Excerpts from a layout annotation set
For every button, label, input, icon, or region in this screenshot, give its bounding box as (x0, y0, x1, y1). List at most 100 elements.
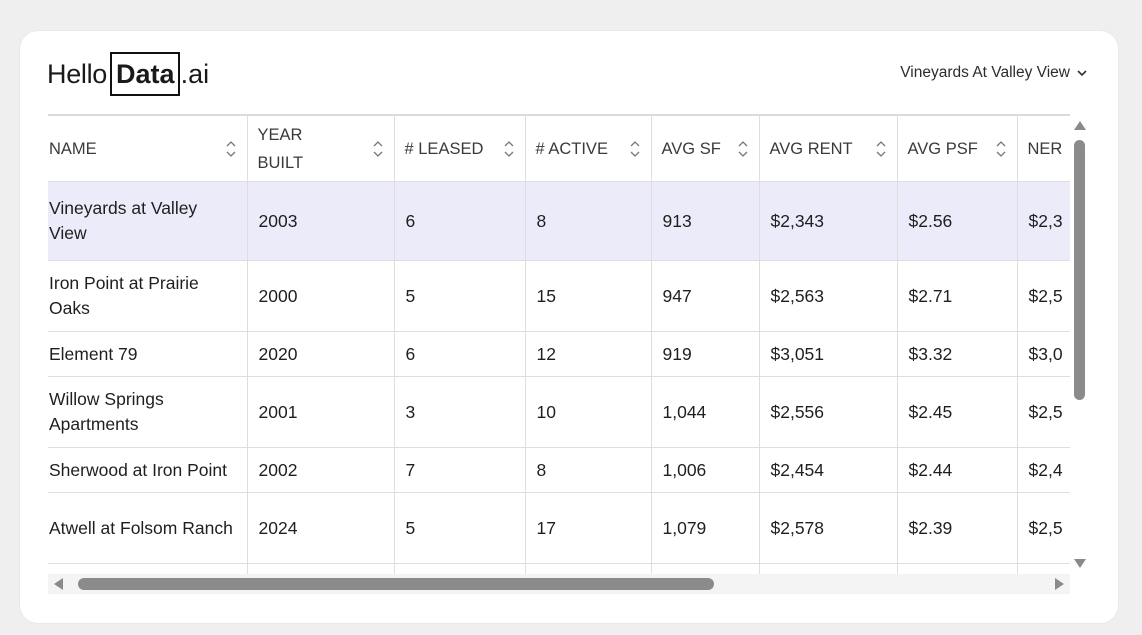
sort-icon[interactable] (629, 138, 641, 160)
column-header-label: NAME (49, 139, 97, 158)
cell-leased: 7 (394, 447, 526, 493)
cell-ner: $2,5 (1017, 260, 1070, 332)
cell-leased: 5 (394, 260, 526, 332)
cell-name: Vineyards at Valley View (48, 181, 248, 261)
cell-name: Atwell at Folsom Ranch (48, 492, 248, 564)
logo-hello-text: Hello (47, 58, 108, 89)
cell-avg-rent: $2,578 (759, 492, 898, 564)
column-header-label: AVG PSF (907, 139, 978, 158)
table-row[interactable]: Vineyards at Valley View 2003 6 8 913 $2,343 $… (48, 181, 1070, 261)
cell-avg-sf: 1,044 (651, 376, 760, 448)
scroll-left-arrow-icon[interactable] (54, 578, 63, 590)
table-row[interactable]: Willow Springs Apartments 2001 3 10 1,044 $2,… (48, 376, 1070, 448)
table-row[interactable]: Sherwood at Iron Point 2002 7 8 1,006 $2,454 $… (48, 447, 1070, 493)
property-selector-label: Vineyards At Valley View (900, 64, 1070, 81)
comps-table-container[interactable]: NAME YEAR BUILT # LEASED # ACTIVE AVG SF AVG … (48, 114, 1070, 574)
sort-icon[interactable] (875, 138, 887, 160)
sort-icon[interactable] (995, 138, 1007, 160)
column-header-ner[interactable]: NER (1017, 115, 1070, 182)
cell-avg-rent: $2,343 (759, 181, 898, 261)
cell-avg-psf: $2.56 (897, 181, 1018, 261)
horizontal-scrollbar[interactable] (48, 574, 1070, 594)
cell-avg-sf: 919 (651, 331, 760, 377)
cell-active: 17 (525, 492, 652, 564)
cell-avg-psf: $2.71 (897, 260, 1018, 332)
cell-name: Element 79 (48, 331, 248, 377)
column-header-leased[interactable]: # LEASED (394, 115, 526, 182)
column-header-avg-rent[interactable]: AVG RENT (759, 115, 898, 182)
cell-year: 2002 (247, 447, 395, 493)
property-selector[interactable]: Vineyards At Valley View (900, 64, 1088, 82)
cell-leased: 6 (394, 331, 526, 377)
cell-empty (48, 563, 248, 574)
cell-avg-sf: 1,079 (651, 492, 760, 564)
column-header-label: YEAR BUILT (257, 125, 304, 172)
column-header-label: AVG SF (661, 139, 721, 158)
table-row-partial (48, 563, 1070, 574)
cell-leased: 3 (394, 376, 526, 448)
table-row[interactable]: Atwell at Folsom Ranch 2024 5 17 1,079 $2,578… (48, 492, 1070, 564)
table-row[interactable]: Iron Point at Prairie Oaks 2000 5 15 947 $2,5… (48, 260, 1070, 332)
cell-active: 12 (525, 331, 652, 377)
column-header-avg-psf[interactable]: AVG PSF (897, 115, 1018, 182)
table-row[interactable]: Element 79 2020 6 12 919 $3,051 $3.32 $3,0 (48, 331, 1070, 377)
cell-year: 2001 (247, 376, 395, 448)
cell-avg-rent: $2,563 (759, 260, 898, 332)
cell-avg-rent: $3,051 (759, 331, 898, 377)
chevron-down-icon (1077, 70, 1087, 77)
cell-leased: 6 (394, 181, 526, 261)
sort-icon[interactable] (225, 138, 237, 160)
cell-empty (759, 563, 898, 574)
sort-icon[interactable] (372, 138, 384, 160)
cell-year: 2000 (247, 260, 395, 332)
scroll-up-arrow-icon[interactable] (1074, 121, 1086, 130)
cell-active: 8 (525, 447, 652, 493)
column-header-name[interactable]: NAME (48, 115, 248, 182)
column-header-label: # ACTIVE (535, 139, 608, 158)
scroll-down-arrow-icon[interactable] (1074, 559, 1086, 568)
column-header-avg-sf[interactable]: AVG SF (651, 115, 760, 182)
cell-empty (525, 563, 652, 574)
cell-leased: 5 (394, 492, 526, 564)
hellodata-logo: Hello Data .ai (47, 51, 209, 97)
cell-name: Iron Point at Prairie Oaks (48, 260, 248, 332)
cell-name: Sherwood at Iron Point (48, 447, 248, 493)
column-header-label: NER (1027, 139, 1063, 158)
cell-avg-psf: $3.32 (897, 331, 1018, 377)
cell-avg-sf: 913 (651, 181, 760, 261)
cell-active: 15 (525, 260, 652, 332)
cell-year: 2024 (247, 492, 395, 564)
column-header-active[interactable]: # ACTIVE (525, 115, 652, 182)
cell-ner: $2,5 (1017, 376, 1070, 448)
cell-empty (394, 563, 526, 574)
column-header-label: AVG RENT (769, 139, 853, 158)
column-header-label: # LEASED (404, 139, 484, 158)
cell-empty (1017, 563, 1070, 574)
cell-avg-psf: $2.44 (897, 447, 1018, 493)
cell-active: 10 (525, 376, 652, 448)
cell-year: 2020 (247, 331, 395, 377)
comps-table: NAME YEAR BUILT # LEASED # ACTIVE AVG SF AVG … (48, 115, 1070, 574)
sort-icon[interactable] (503, 138, 515, 160)
cell-empty (897, 563, 1018, 574)
cell-name: Willow Springs Apartments (48, 376, 248, 448)
cell-ner: $3,0 (1017, 331, 1070, 377)
cell-empty (651, 563, 760, 574)
cell-year: 2003 (247, 181, 395, 261)
cell-avg-rent: $2,454 (759, 447, 898, 493)
cell-ner: $2,4 (1017, 447, 1070, 493)
cell-avg-rent: $2,556 (759, 376, 898, 448)
vertical-scroll-thumb[interactable] (1074, 140, 1085, 400)
table-body: Vineyards at Valley View 2003 6 8 913 $2,343 $… (48, 181, 1070, 574)
horizontal-scroll-thumb[interactable] (78, 578, 714, 590)
cell-ner: $2,3 (1017, 181, 1070, 261)
scroll-right-arrow-icon[interactable] (1055, 578, 1064, 590)
column-header-year-built[interactable]: YEAR BUILT (247, 115, 395, 182)
cell-empty (247, 563, 395, 574)
sort-icon[interactable] (737, 138, 749, 160)
cell-avg-sf: 1,006 (651, 447, 760, 493)
cell-active: 8 (525, 181, 652, 261)
logo-ai-text: .ai (180, 58, 210, 89)
vertical-scrollbar[interactable] (1072, 114, 1088, 574)
cell-ner: $2,5 (1017, 492, 1070, 564)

** Problem statement **
Express every line of the listing above as a numbered list, skipping any blank lines. Omit the pictures from your answer.

** Problem solution **
1. For every button, label, input, icon, or region in this screenshot, give its bounding box as (x0, y0, x1, y1). List at most 100 elements.
2. sort-icon[interactable] (629, 138, 641, 160)
3. column-header-label: NAME (49, 139, 97, 158)
4. cell-leased: 7 (394, 447, 526, 493)
5. cell-ner: $2,5 (1017, 260, 1070, 332)
6. cell-leased: 5 (394, 260, 526, 332)
7. cell-name: Vineyards at Valley View (48, 181, 248, 261)
8. cell-name: Atwell at Folsom Ranch (48, 492, 248, 564)
9. logo-hello-text: Hello (47, 58, 108, 89)
10. cell-avg-rent: $2,578 (759, 492, 898, 564)
11. column-header-label: AVG PSF (907, 139, 978, 158)
12. table-row[interactable]: Vineyards at Valley View 2003 6 8 913 $2,343 $… (48, 181, 1070, 261)
13. cell-avg-sf: 1,044 (651, 376, 760, 448)
14. scroll-left-arrow-icon[interactable] (54, 578, 63, 590)
15. table-row[interactable]: Willow Springs Apartments 2001 3 10 1,044 $2,… (48, 376, 1070, 448)
16. table-row[interactable]: Sherwood at Iron Point 2002 7 8 1,006 $2,454 $… (48, 447, 1070, 493)
17. property-selector-label: Vineyards At Valley View (900, 64, 1070, 81)
18. comps-table-container[interactable]: NAME YEAR BUILT # LEASED # ACTIVE AVG SF AVG … (48, 114, 1070, 574)
19. sort-icon[interactable] (875, 138, 887, 160)
20. sort-icon[interactable] (995, 138, 1007, 160)
21. column-header-ner[interactable]: NER (1017, 115, 1070, 182)
22. cell-avg-rent: $2,343 (759, 181, 898, 261)
23. cell-avg-psf: $2.56 (897, 181, 1018, 261)
24. horizontal-scrollbar[interactable] (48, 574, 1070, 594)
25. cell-avg-sf: 919 (651, 331, 760, 377)
26. cell-active: 17 (525, 492, 652, 564)
27. cell-avg-psf: $2.71 (897, 260, 1018, 332)
28. cell-name: Element 79 (48, 331, 248, 377)
29. column-header-leased[interactable]: # LEASED (394, 115, 526, 182)
30. column-header-avg-rent[interactable]: AVG RENT (759, 115, 898, 182)
31. cell-year: 2002 (247, 447, 395, 493)
32. property-selector[interactable]: Vineyards At Valley View (900, 64, 1088, 82)
33. cell-leased: 6 (394, 331, 526, 377)
34. cell-empty (48, 563, 248, 574)
35. cell-avg-sf: 1,079 (651, 492, 760, 564)
36. column-header-label: YEAR BUILT (257, 125, 304, 172)
37. column-header-label: AVG SF (661, 139, 721, 158)
38. table-row-partial (48, 563, 1070, 574)
39. cell-leased: 3 (394, 376, 526, 448)
40. table-row[interactable]: Atwell at Folsom Ranch 2024 5 17 1,079 $2,578… (48, 492, 1070, 564)
41. table-row[interactable]: Iron Point at Prairie Oaks 2000 5 15 947 $2,5… (48, 260, 1070, 332)
42. cell-active: 12 (525, 331, 652, 377)
43. column-header-avg-psf[interactable]: AVG PSF (897, 115, 1018, 182)
44. table-row[interactable]: Element 79 2020 6 12 919 $3,051 $3.32 $3,0 (48, 331, 1070, 377)
45. cell-year: 2001 (247, 376, 395, 448)
46. cell-avg-rent: $2,563 (759, 260, 898, 332)
47. cell-avg-rent: $3,051 (759, 331, 898, 377)
48. chevron-down-icon (1077, 70, 1087, 77)
49. cell-leased: 6 (394, 181, 526, 261)
50. sort-icon[interactable] (225, 138, 237, 160)
51. cell-empty (759, 563, 898, 574)
52. sort-icon[interactable] (372, 138, 384, 160)
53. cell-year: 2000 (247, 260, 395, 332)
54. scroll-up-arrow-icon[interactable] (1074, 121, 1086, 130)
55. cell-active: 8 (525, 447, 652, 493)
56. column-header-name[interactable]: NAME (48, 115, 248, 182)
57. column-header-label: # ACTIVE (535, 139, 608, 158)
58. scroll-down-arrow-icon[interactable] (1074, 559, 1086, 568)
59. column-header-avg-sf[interactable]: AVG SF (651, 115, 760, 182)
60. cell-empty (525, 563, 652, 574)
61. cell-leased: 5 (394, 492, 526, 564)
62. hellodata-logo: Hello Data .ai (47, 51, 209, 97)
63. cell-name: Iron Point at Prairie Oaks (48, 260, 248, 332)
64. cell-name: Sherwood at Iron Point (48, 447, 248, 493)
65. column-header-label: NER (1027, 139, 1063, 158)
66. cell-avg-psf: $3.32 (897, 331, 1018, 377)
67. cell-avg-sf: 913 (651, 181, 760, 261)
68. cell-active: 15 (525, 260, 652, 332)
69. cell-year: 2024 (247, 492, 395, 564)
70. column-header-active[interactable]: # ACTIVE (525, 115, 652, 182)
71. cell-ner: $2,5 (1017, 376, 1070, 448)
72. cell-empty (394, 563, 526, 574)
73. column-header-label: AVG RENT (769, 139, 853, 158)
74. column-header-label: # LEASED (404, 139, 484, 158)
75. cell-empty (1017, 563, 1070, 574)
76. cell-avg-psf: $2.44 (897, 447, 1018, 493)
77. cell-active: 10 (525, 376, 652, 448)
78. cell-year: 2020 (247, 331, 395, 377)
79. comps-table: NAME YEAR BUILT # LEASED # ACTIVE AVG SF AVG … (48, 115, 1070, 574)
80. sort-icon[interactable] (503, 138, 515, 160)
81. cell-empty (897, 563, 1018, 574)
82. cell-name: Willow Springs Apartments (48, 376, 248, 448)
83. cell-ner: $3,0 (1017, 331, 1070, 377)
84. cell-empty (651, 563, 760, 574)
85. cell-year: 2003 (247, 181, 395, 261)
86. cell-avg-rent: $2,454 (759, 447, 898, 493)
87. cell-ner: $2,4 (1017, 447, 1070, 493)
88. cell-avg-rent: $2,556 (759, 376, 898, 448)
89. vertical-scroll-thumb[interactable] (1074, 140, 1085, 400)
90. table-body: Vineyards at Valley View 2003 6 8 913 $2,343 $… (48, 181, 1070, 574)
91. horizontal-scroll-thumb[interactable] (78, 578, 714, 590)
92. cell-ner: $2,3 (1017, 181, 1070, 261)
93. scroll-right-arrow-icon[interactable] (1055, 578, 1064, 590)
94. column-header-year-built[interactable]: YEAR BUILT (247, 115, 395, 182)
95. cell-empty (247, 563, 395, 574)
96. sort-icon[interactable] (737, 138, 749, 160)
97. cell-avg-sf: 1,006 (651, 447, 760, 493)
98. cell-active: 8 (525, 181, 652, 261)
99. logo-ai-text: .ai (180, 58, 210, 89)
100. vertical-scrollbar[interactable] (1072, 114, 1088, 574)
101. cell-ner: $2,5 (1017, 492, 1070, 564)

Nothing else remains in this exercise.